* **Exercise prompt**: Exactly as given, repeat all of the entries.

* **The input**:
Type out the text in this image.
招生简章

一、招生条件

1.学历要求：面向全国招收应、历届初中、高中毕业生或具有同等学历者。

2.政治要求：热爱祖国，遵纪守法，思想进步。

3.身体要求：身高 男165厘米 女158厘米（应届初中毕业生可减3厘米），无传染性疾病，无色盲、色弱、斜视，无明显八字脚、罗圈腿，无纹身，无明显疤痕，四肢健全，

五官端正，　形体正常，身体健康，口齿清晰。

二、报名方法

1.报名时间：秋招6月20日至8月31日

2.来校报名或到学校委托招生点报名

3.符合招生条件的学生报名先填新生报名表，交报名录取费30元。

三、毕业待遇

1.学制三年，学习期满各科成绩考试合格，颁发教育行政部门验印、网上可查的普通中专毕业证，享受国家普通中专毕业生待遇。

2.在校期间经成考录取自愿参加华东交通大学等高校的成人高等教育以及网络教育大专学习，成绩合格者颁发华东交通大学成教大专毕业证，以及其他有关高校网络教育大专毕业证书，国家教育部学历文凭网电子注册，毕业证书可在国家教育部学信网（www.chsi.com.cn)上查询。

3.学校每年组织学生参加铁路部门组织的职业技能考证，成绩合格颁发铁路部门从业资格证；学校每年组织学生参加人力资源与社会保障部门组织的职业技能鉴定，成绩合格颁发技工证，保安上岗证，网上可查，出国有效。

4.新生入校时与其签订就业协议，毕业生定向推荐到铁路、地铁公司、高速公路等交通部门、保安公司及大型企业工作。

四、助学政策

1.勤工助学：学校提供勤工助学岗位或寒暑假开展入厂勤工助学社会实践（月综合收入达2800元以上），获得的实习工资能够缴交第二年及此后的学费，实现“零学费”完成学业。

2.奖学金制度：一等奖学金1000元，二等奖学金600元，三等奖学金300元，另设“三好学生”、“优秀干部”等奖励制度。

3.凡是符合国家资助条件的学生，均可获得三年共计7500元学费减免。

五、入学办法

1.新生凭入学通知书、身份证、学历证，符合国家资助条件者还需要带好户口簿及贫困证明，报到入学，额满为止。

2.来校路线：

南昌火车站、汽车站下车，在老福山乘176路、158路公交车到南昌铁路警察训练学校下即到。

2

* **Result of the exercise**:
Type out the text in this image.
招生简章

一、招生条件

1.学历要求：面向全国招收应、历届初中、高中毕业生或具有同等学历者。

2.政治要求：热爱祖国，遵纪守法，思想进步。

3.身体要求：身高 男165厘米 女158厘米（应届初中毕业生可减3厘米），无传染性疾病，无色盲、色弱、斜视，无明显八字脚、罗圈腿，无纹身，无明显疤痕，四肢健全，

五官端正，　形体正常，身体健康，口齿清晰。

二、报名方法

1.报名时间：秋招6月20日至8月31日

2.来校报名或到学校委托招生点报名

3.符合招生条件的学生报名先填新生报名表，交报名录取费30元。

三、毕业待遇

1.学制三年，学习期满各科成绩考试合格，颁发教育行政部门验印、网上可查的普通中专毕业证，享受国家普通中专毕业生待遇。

2.在校期间经成考录取自愿参加华东交通大学等高校的成人高等教育以及网络教育大专学习，成绩合格者颁发华东交通大学成教大专毕业证，以及其他有关高校网络教育大专毕业证书，国家教育部学历文凭网电子注册，毕业证书可在国家教育部学信网（www.chsi.com.cn)上查询。

3.学校每年组织学生参加铁路部门组织的职业技能考证，成绩合格颁发铁路部门从业资格证；学校每年组织学生参加人力资源与社会保障部门组织的职业技能鉴定，成绩合格颁发技工证，保安上岗证，网上可查，出国有效。

4.新生入校时与其签订就业协议，毕业生定向推荐到铁路、地铁公司、高速公路等交通部门、保安公司及大型企业工作。

四、助学政策

1.勤工助学：学校提供勤工助学岗位或寒暑假开展入厂勤工助学社会实践（月综合收入达2800元以上），获得的实习工资能够缴交第二年及此后的学费，实现“零学费”完成学业。

2.奖学金制度：一等奖学金1000元，二等奖学金600元，三等奖学金300元，另设“三好学生”、“优秀干部”等奖励制度。

3.凡是符合国家资助条件的学生，均可获得三年共计7500元学费减免。

五、入学办法

1.新生凭入学通知书、身份证、学历证，符合国家资助条件者还需要带好户口簿及贫困证明，报到入学，额满为止。

2.来校路线：

南昌火车站、汽车站下车，在老福山乘176路、158路公交车到南昌铁路警察训练学校下即到。

2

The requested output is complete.